____ Provided data

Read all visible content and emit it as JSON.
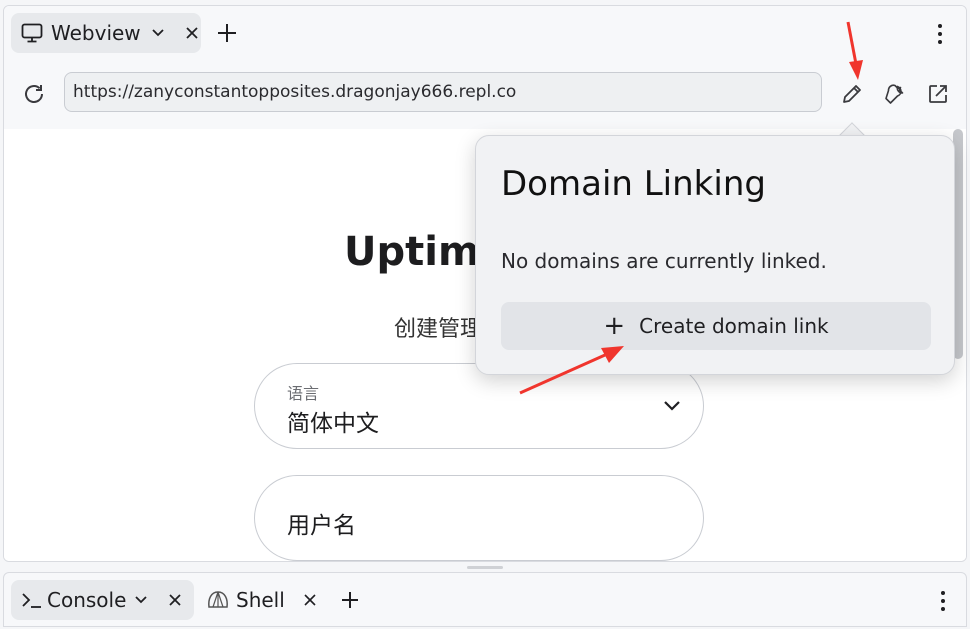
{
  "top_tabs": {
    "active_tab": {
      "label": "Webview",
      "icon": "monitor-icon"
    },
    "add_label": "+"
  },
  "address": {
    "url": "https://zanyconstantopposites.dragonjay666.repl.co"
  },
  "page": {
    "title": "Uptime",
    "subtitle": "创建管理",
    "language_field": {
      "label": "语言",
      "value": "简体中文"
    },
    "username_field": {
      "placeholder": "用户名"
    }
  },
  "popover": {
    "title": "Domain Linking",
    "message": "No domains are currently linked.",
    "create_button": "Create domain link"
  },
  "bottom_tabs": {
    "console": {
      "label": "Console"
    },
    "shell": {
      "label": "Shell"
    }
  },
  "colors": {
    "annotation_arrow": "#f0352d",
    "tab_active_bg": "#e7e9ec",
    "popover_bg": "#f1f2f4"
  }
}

________

### Your objective
Your task is to reproduce all of the material exactly. The pictures stay out.

### Worked solution
Read all visible content and emit it as JSON.
{
  "top_tabs": {
    "active_tab": {
      "label": "Webview",
      "icon": "monitor-icon"
    },
    "add_label": "+"
  },
  "address": {
    "url": "https://zanyconstantopposites.dragonjay666.repl.co"
  },
  "page": {
    "title": "Uptime",
    "subtitle": "创建管理",
    "language_field": {
      "label": "语言",
      "value": "简体中文"
    },
    "username_field": {
      "placeholder": "用户名"
    }
  },
  "popover": {
    "title": "Domain Linking",
    "message": "No domains are currently linked.",
    "create_button": "Create domain link"
  },
  "bottom_tabs": {
    "console": {
      "label": "Console"
    },
    "shell": {
      "label": "Shell"
    }
  },
  "colors": {
    "annotation_arrow": "#f0352d",
    "tab_active_bg": "#e7e9ec",
    "popover_bg": "#f1f2f4"
  }
}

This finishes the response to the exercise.